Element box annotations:
-- -- --

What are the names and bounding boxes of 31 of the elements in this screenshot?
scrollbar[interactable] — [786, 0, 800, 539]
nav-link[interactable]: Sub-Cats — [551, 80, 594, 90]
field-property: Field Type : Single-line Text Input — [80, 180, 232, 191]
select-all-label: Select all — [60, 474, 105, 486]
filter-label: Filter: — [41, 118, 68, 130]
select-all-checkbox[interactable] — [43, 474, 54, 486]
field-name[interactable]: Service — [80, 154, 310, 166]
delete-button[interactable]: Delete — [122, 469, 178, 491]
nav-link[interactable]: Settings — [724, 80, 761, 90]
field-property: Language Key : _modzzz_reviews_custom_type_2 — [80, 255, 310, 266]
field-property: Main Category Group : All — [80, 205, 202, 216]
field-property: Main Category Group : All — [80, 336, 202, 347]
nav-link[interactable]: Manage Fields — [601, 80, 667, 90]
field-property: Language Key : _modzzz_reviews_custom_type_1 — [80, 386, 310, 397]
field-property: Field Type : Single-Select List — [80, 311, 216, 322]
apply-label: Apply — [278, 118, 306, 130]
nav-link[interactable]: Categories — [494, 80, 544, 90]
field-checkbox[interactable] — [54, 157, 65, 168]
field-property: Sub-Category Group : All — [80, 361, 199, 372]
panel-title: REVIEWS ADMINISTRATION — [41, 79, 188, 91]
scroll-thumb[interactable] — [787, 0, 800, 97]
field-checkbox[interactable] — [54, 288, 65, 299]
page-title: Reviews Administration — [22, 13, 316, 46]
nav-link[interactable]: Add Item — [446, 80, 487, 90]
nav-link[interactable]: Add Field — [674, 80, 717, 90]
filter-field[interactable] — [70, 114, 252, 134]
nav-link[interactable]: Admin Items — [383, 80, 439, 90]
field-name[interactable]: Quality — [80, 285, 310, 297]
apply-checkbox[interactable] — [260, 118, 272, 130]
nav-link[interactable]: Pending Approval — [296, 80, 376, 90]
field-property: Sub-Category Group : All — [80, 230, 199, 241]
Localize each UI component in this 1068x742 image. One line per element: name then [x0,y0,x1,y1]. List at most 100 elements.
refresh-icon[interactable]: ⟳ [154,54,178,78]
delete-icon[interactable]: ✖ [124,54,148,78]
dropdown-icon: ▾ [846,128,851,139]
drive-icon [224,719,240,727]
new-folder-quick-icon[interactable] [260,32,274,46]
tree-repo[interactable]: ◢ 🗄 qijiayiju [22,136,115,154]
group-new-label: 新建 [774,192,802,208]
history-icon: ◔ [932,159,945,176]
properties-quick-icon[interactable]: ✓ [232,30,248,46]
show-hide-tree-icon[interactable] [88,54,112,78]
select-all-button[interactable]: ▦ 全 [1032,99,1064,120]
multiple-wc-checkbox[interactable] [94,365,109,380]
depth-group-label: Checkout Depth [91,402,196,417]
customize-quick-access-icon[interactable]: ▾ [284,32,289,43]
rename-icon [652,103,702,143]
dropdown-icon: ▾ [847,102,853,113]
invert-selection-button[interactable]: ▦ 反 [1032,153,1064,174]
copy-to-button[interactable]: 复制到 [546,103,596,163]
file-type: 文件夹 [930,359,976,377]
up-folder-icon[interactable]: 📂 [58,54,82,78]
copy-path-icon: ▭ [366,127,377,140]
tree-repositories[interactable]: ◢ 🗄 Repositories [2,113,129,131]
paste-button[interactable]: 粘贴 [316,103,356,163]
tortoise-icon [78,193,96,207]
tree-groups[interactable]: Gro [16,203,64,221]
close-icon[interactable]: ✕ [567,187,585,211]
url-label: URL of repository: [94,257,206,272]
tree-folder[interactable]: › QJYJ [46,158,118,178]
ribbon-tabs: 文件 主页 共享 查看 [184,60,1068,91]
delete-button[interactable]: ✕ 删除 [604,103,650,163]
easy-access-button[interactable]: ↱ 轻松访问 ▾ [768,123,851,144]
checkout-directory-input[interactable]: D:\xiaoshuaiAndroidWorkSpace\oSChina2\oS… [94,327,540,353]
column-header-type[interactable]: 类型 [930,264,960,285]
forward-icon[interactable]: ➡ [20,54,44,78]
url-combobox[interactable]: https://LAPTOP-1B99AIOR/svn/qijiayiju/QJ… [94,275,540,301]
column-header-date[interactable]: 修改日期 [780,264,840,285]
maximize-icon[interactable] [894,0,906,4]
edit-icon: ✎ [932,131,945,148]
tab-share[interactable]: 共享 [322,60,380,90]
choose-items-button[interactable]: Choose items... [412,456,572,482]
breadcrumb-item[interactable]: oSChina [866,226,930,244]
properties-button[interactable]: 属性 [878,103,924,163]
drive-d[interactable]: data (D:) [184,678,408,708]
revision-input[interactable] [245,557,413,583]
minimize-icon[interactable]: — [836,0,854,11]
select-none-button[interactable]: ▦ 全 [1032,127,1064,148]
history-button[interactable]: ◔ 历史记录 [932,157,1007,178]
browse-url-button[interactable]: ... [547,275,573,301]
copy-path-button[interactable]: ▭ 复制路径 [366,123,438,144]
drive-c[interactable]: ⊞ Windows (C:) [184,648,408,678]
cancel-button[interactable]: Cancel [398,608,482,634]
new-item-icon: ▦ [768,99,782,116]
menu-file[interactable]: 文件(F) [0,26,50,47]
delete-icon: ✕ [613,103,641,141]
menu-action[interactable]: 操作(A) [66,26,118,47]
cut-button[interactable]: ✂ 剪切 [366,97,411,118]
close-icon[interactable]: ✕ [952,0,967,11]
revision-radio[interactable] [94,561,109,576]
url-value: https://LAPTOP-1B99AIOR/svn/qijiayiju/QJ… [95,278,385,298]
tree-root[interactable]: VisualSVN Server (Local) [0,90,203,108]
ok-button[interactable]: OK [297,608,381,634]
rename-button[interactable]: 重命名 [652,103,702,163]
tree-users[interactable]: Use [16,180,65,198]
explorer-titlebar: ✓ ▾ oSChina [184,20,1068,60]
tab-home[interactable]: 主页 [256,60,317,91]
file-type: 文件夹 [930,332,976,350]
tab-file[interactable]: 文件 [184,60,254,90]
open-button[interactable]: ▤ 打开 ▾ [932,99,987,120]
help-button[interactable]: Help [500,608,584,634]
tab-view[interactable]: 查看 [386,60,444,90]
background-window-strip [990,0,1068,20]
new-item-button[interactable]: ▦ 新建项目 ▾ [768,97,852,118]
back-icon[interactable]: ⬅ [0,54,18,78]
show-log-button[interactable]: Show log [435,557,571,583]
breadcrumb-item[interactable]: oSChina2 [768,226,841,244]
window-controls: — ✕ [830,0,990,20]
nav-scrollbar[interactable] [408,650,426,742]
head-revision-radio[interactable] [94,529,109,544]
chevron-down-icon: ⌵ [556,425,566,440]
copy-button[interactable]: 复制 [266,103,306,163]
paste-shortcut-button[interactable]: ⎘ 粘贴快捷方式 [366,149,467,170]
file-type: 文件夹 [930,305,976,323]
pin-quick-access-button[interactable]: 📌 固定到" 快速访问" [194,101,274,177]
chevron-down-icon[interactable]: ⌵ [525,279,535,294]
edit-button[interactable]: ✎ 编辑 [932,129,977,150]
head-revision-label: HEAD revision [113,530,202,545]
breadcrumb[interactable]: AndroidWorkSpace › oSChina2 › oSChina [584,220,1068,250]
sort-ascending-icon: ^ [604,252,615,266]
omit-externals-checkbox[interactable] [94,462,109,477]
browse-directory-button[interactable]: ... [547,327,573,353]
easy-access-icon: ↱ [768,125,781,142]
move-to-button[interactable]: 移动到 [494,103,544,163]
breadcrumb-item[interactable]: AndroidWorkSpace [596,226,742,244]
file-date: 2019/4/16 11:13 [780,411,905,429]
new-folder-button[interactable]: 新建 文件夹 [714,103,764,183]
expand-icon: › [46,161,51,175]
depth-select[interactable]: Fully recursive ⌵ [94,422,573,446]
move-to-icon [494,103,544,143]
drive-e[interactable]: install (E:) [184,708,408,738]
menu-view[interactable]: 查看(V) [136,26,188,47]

-- -- --

PROBLEM
Put the lines of the material into a JSON list of strings, one string per line with blank lines left out, starting at the first line and going on through the line with "field-checkbox[interactable] — [54, 288, 65, 299]".

FINAL RESULT
[
  "What are the names and bounding boxes of 31 of the elements in this screenshot?",
  "scrollbar[interactable] — [786, 0, 800, 539]",
  "nav-link[interactable]: Sub-Cats — [551, 80, 594, 90]",
  "field-property: Field Type : Single-line Text Input — [80, 180, 232, 191]",
  "select-all-label: Select all — [60, 474, 105, 486]",
  "filter-label: Filter: — [41, 118, 68, 130]",
  "select-all-checkbox[interactable] — [43, 474, 54, 486]",
  "field-name[interactable]: Service — [80, 154, 310, 166]",
  "delete-button[interactable]: Delete — [122, 469, 178, 491]",
  "nav-link[interactable]: Settings — [724, 80, 761, 90]",
  "field-property: Language Key : _modzzz_reviews_custom_type_2 — [80, 255, 310, 266]",
  "field-property: Main Category Group : All — [80, 205, 202, 216]",
  "field-property: Main Category Group : All — [80, 336, 202, 347]",
  "nav-link[interactable]: Manage Fields — [601, 80, 667, 90]",
  "field-property: Language Key : _modzzz_reviews_custom_type_1 — [80, 386, 310, 397]",
  "field-property: Field Type : Single-Select List — [80, 311, 216, 322]",
  "apply-label: Apply — [278, 118, 306, 130]",
  "nav-link[interactable]: Categories — [494, 80, 544, 90]",
  "field-checkbox[interactable] — [54, 157, 65, 168]",
  "field-property: Sub-Category Group : All — [80, 361, 199, 372]",
  "panel-title: REVIEWS ADMINISTRATION — [41, 79, 188, 91]",
  "scroll-thumb[interactable] — [787, 0, 800, 97]",
  "field-checkbox[interactable] — [54, 288, 65, 299]"
]